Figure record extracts
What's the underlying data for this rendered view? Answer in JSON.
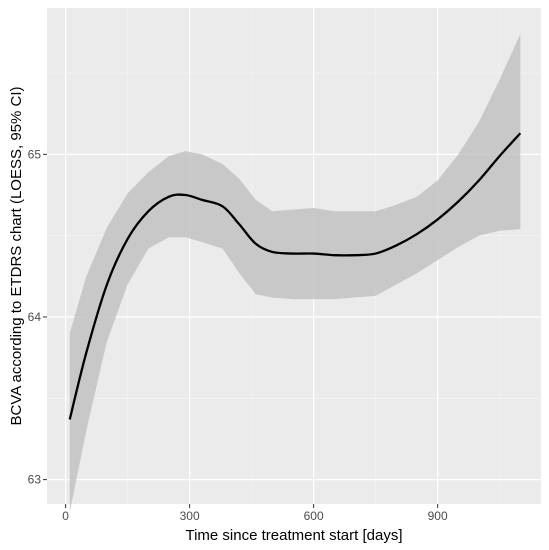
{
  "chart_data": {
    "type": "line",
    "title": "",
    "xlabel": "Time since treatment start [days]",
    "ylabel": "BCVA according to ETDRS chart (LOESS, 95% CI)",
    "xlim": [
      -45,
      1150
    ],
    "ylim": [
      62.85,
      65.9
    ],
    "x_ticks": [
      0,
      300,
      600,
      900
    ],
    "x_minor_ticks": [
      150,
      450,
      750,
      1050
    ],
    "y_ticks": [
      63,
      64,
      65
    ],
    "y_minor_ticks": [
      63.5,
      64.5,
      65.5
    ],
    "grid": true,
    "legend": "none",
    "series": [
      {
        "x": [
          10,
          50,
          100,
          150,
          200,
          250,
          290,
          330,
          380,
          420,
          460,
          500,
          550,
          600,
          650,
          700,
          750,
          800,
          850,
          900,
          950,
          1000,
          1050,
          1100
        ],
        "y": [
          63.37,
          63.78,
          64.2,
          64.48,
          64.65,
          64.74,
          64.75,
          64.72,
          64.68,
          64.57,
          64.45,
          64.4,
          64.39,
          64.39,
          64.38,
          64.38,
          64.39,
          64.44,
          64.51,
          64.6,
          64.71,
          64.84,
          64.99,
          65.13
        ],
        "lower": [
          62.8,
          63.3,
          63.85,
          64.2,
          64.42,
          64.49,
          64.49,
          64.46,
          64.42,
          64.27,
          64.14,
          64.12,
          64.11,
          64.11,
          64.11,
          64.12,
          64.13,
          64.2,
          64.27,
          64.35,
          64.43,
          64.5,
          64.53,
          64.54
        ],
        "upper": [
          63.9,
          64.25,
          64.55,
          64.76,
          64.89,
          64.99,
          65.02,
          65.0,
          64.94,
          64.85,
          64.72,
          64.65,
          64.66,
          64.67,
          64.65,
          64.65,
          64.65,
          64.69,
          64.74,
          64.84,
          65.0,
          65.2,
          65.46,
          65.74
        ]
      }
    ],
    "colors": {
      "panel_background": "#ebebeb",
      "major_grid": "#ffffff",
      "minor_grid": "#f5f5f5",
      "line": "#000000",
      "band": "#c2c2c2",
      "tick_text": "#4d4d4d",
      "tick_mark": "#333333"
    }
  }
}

==

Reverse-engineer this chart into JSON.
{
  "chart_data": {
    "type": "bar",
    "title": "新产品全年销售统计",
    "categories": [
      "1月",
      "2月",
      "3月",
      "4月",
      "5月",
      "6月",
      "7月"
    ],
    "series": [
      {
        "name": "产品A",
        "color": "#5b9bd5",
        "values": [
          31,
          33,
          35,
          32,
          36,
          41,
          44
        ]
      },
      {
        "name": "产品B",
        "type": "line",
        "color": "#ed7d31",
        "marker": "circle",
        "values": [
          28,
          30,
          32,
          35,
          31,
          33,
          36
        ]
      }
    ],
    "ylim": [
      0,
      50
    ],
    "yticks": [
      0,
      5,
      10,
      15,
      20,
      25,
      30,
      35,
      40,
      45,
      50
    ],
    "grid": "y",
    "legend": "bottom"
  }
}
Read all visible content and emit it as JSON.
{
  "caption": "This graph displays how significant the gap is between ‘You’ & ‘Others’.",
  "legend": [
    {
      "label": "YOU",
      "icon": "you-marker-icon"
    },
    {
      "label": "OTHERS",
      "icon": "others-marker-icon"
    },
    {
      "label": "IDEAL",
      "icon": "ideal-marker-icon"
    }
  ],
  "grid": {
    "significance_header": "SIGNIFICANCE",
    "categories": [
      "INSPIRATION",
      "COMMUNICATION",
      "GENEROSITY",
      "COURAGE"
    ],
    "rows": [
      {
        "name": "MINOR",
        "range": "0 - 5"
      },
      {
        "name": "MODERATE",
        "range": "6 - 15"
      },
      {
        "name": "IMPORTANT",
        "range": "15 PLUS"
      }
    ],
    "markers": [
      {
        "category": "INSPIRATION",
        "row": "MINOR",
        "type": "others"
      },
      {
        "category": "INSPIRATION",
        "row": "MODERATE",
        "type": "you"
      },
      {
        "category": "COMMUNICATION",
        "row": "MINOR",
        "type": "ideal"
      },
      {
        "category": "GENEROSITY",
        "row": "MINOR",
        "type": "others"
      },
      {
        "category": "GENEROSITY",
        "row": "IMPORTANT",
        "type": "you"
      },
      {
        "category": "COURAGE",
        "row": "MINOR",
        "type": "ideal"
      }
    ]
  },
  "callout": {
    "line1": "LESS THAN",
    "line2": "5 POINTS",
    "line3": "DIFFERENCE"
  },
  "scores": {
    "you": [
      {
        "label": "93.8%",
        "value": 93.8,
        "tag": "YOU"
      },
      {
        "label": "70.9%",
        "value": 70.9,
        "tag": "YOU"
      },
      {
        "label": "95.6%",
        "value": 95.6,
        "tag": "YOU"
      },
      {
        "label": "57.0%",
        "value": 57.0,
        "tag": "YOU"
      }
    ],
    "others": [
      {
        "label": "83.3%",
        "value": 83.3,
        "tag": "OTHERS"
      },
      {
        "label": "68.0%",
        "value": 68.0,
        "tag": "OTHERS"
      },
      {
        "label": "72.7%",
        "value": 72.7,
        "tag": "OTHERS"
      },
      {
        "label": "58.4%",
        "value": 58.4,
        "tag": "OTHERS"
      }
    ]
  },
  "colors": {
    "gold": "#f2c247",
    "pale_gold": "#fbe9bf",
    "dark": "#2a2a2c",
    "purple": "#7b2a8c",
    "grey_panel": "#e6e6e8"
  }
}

* * *

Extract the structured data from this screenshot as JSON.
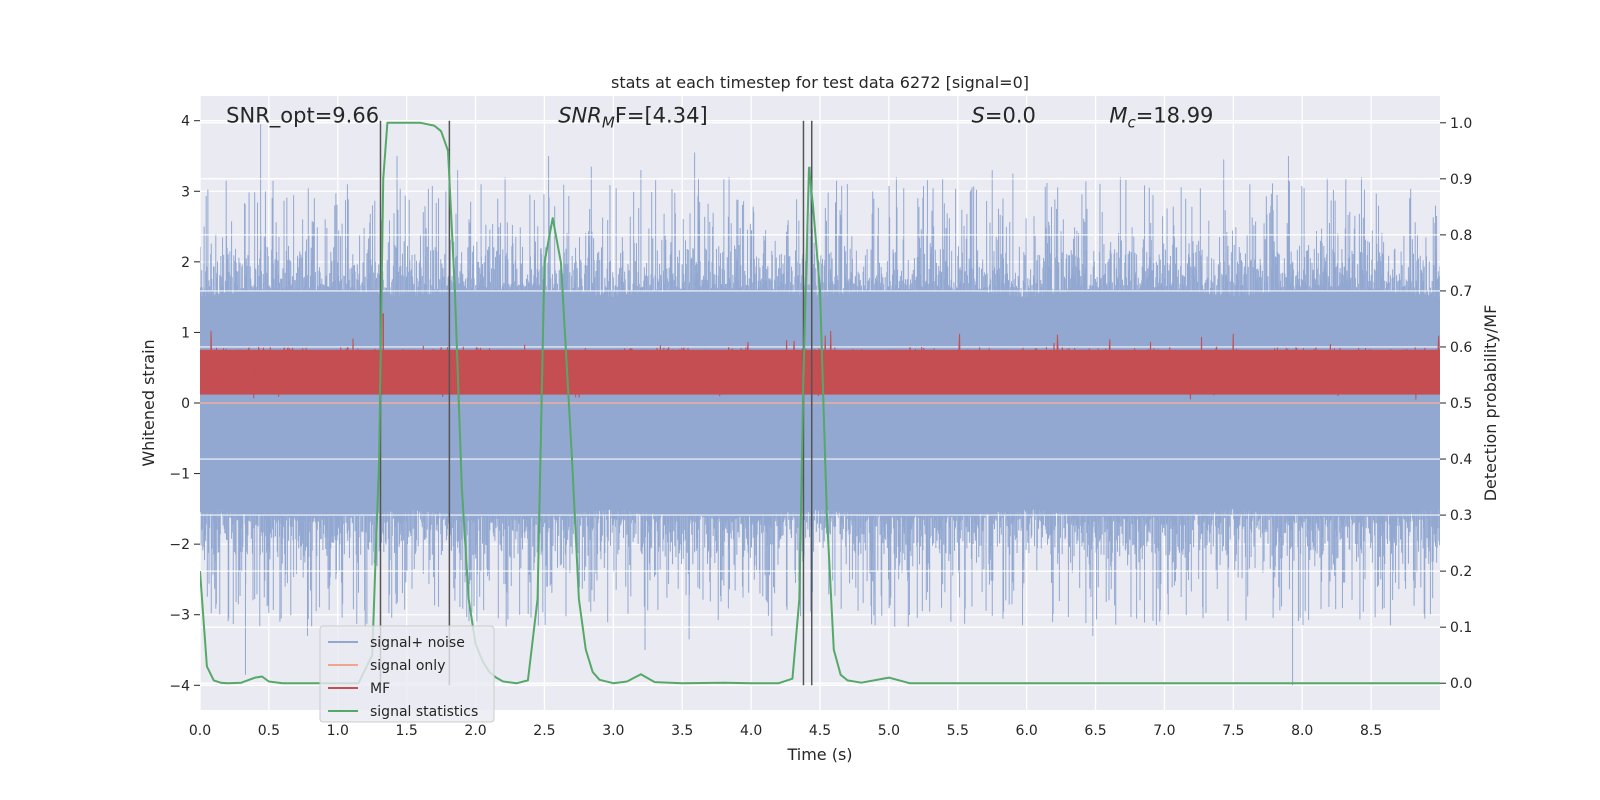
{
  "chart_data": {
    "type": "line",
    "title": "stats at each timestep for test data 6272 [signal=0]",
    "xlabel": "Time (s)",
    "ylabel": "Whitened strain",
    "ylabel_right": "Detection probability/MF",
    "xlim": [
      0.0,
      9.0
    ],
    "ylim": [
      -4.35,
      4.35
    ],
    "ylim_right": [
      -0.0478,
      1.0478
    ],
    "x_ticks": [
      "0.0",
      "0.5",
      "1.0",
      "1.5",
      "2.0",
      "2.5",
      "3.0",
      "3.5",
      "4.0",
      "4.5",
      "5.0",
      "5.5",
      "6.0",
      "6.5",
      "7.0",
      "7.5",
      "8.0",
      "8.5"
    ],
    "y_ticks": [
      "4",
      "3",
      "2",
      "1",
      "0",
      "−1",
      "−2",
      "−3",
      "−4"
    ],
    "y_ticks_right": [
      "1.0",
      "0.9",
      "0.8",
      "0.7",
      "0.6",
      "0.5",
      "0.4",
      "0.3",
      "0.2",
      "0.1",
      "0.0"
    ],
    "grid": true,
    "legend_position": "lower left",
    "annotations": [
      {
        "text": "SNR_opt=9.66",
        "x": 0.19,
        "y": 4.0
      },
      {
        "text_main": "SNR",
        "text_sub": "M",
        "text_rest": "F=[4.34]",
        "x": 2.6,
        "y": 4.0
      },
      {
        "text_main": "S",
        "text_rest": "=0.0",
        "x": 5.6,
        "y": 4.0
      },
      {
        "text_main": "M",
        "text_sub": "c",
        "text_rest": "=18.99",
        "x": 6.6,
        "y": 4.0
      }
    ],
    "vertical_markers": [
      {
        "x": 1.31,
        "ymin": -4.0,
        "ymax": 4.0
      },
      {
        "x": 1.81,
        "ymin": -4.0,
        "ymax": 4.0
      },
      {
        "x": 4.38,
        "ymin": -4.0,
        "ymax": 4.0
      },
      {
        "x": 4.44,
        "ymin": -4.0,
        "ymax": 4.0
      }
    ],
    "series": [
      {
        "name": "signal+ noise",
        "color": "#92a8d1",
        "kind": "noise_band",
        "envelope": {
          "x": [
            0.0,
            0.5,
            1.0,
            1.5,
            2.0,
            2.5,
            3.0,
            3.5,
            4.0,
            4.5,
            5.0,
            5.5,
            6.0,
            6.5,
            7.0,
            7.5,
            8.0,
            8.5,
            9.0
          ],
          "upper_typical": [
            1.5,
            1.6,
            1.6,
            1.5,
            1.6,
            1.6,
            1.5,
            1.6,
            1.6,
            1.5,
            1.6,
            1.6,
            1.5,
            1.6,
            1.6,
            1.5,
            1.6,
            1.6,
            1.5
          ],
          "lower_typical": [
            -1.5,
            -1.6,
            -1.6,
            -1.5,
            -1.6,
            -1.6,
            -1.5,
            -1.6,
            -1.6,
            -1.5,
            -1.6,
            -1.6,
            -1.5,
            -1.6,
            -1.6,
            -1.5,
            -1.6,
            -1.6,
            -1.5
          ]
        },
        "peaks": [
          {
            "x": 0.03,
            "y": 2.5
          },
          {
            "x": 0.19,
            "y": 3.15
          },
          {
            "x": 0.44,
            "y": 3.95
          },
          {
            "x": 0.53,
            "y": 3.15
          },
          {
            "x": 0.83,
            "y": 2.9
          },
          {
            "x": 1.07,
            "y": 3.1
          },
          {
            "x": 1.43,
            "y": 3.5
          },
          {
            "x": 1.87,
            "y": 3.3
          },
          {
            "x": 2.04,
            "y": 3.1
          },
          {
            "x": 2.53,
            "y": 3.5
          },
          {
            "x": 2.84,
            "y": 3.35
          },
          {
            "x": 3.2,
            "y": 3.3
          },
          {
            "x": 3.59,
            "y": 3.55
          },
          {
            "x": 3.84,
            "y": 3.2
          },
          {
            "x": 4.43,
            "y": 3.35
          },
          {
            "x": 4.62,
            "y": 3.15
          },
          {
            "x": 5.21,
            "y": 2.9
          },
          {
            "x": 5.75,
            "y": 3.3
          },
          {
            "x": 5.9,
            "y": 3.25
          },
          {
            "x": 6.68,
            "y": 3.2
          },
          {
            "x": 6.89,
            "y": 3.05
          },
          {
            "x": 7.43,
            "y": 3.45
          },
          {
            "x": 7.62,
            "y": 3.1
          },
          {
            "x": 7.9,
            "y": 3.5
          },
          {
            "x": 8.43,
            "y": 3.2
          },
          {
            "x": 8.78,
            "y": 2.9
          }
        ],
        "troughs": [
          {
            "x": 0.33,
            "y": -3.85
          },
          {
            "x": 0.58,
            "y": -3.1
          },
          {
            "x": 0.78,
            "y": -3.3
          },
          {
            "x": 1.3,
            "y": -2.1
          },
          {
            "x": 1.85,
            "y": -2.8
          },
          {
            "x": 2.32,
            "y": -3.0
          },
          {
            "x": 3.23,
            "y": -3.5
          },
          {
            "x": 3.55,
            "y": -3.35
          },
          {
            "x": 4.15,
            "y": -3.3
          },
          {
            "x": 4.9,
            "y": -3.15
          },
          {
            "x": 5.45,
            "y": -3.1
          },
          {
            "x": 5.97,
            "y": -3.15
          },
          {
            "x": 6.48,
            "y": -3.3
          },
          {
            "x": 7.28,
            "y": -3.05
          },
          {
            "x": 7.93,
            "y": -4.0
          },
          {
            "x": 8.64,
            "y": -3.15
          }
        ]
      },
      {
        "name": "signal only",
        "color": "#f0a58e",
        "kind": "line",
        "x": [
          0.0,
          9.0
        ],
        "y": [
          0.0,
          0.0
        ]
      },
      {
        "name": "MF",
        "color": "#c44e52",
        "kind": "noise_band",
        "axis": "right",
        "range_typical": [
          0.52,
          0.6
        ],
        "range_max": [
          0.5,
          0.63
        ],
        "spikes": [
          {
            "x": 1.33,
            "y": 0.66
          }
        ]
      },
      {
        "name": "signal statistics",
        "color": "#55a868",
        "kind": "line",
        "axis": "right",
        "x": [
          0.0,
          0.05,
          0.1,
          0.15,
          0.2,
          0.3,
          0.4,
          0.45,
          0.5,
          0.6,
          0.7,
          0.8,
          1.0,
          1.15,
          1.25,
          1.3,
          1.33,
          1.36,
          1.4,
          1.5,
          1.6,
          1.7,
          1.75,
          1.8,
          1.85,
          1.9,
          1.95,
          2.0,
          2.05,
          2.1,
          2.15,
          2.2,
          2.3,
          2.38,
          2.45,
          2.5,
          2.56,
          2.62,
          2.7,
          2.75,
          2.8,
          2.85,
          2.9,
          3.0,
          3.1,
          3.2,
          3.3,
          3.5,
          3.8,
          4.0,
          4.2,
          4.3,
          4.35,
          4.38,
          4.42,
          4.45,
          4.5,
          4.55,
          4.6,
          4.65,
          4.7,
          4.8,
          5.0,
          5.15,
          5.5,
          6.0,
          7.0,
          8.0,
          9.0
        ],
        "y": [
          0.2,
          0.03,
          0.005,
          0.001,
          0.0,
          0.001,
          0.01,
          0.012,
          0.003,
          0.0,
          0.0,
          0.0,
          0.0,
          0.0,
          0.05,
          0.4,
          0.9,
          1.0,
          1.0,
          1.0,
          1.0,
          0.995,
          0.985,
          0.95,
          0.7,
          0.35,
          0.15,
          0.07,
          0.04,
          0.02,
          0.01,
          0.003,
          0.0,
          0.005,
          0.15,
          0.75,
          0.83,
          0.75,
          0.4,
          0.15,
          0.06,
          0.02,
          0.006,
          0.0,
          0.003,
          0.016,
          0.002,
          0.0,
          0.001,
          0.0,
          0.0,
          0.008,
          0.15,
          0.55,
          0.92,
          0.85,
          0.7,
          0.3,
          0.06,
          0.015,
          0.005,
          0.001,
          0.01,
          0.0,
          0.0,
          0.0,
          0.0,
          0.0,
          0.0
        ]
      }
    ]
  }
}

WHAT THE TASK ASKS: Look through the entries above for the word "icon". Copy every line where it shows up.

FULL RESPONSE:
      "icon": "you-marker-icon"
      "icon": "others-marker-icon"
      "icon": "ideal-marker-icon"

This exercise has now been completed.